The task: Copy out each line that mentions the word "does".

##### Task data #####

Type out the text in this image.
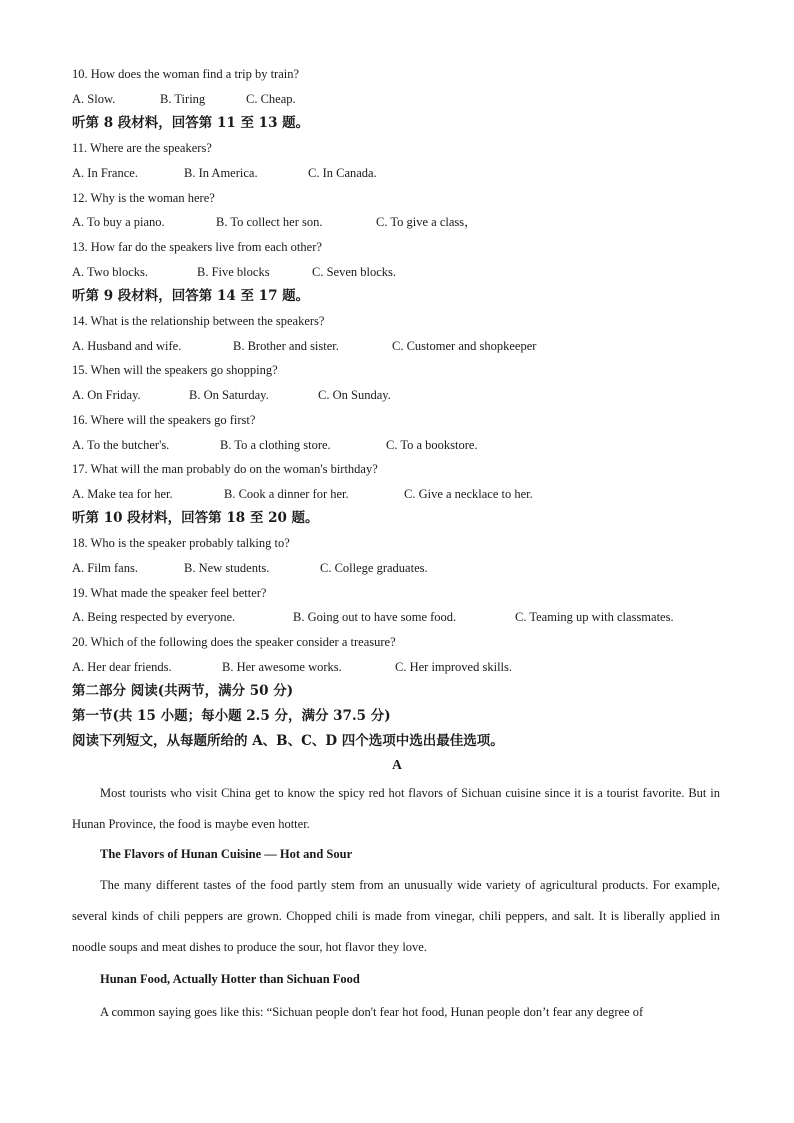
10. How does the woman find a trip by train?
A. Slow.	B. Tiring	C. Cheap.
听第 8 段材料，回答第 11 至 13 题。
11. Where are the speakers?
A. In France.	B. In America.	C. In Canada.
12. Why is the woman here?
A. To buy a piano.	B. To collect her son.	C. To give a class，
13. How far do the speakers live from each other?
A. Two blocks.	B. Five blocks	C. Seven blocks.
听第 9 段材料，回答第 14 至 17 题。
14. What is the relationship between the speakers?
A. Husband and wife.	B. Brother and sister.	C. Customer and shopkeeper
15. When will the speakers go shopping?
A. On Friday.	B. On Saturday.	C. On Sunday.
16. Where will the speakers go first?
A. To the butcher's.	B. To a clothing store.	C. To a bookstore.
17. What will the man probably do on the woman's birthday?
A. Make tea for her.	B. Cook a dinner for her.	C. Give a necklace to her.
听第 10 段材料，回答第 18 至 20 题。
18. Who is the speaker probably talking to?
A. Film fans.	B. New students.	C. College graduates.
19. What made the speaker feel better?
A. Being respected by everyone.	B. Going out to have some food.	C. Teaming up with classmates.
20. Which of the following does the speaker consider a treasure?
A. Her dear friends.	B. Her awesome works.	C. Her improved skills.
第二部分 阅读(共两节，满分 50 分)
第一节(共 15 小题；每小题 2.5 分，满分 37.5 分)
阅读下列短文，从每题所给的 A、B、C、D 四个选项中选出最佳选项。
A
Most tourists who visit China get to know the spicy red hot flavors of Sichuan cuisine since it is a tourist favorite. But in Hunan Province, the food is maybe even hotter.
The Flavors of Hunan Cuisine — Hot and Sour
The many different tastes of the food partly stem from an unusually wide variety of agricultural products. For example, several kinds of chili peppers are grown. Chopped chili is made from vinegar, chili peppers, and salt. It is liberally applied in noodle soups and meat dishes to produce the sour, hot flavor they love.
Hunan Food, Actually Hotter than Sichuan Food
A common saying goes like this: “Sichuan people don't fear hot food, Hunan people don’t fear any degree of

#####

Exercise answer:
10. How does the woman find a trip by train?
20. Which of the following does the speaker consider a treasure?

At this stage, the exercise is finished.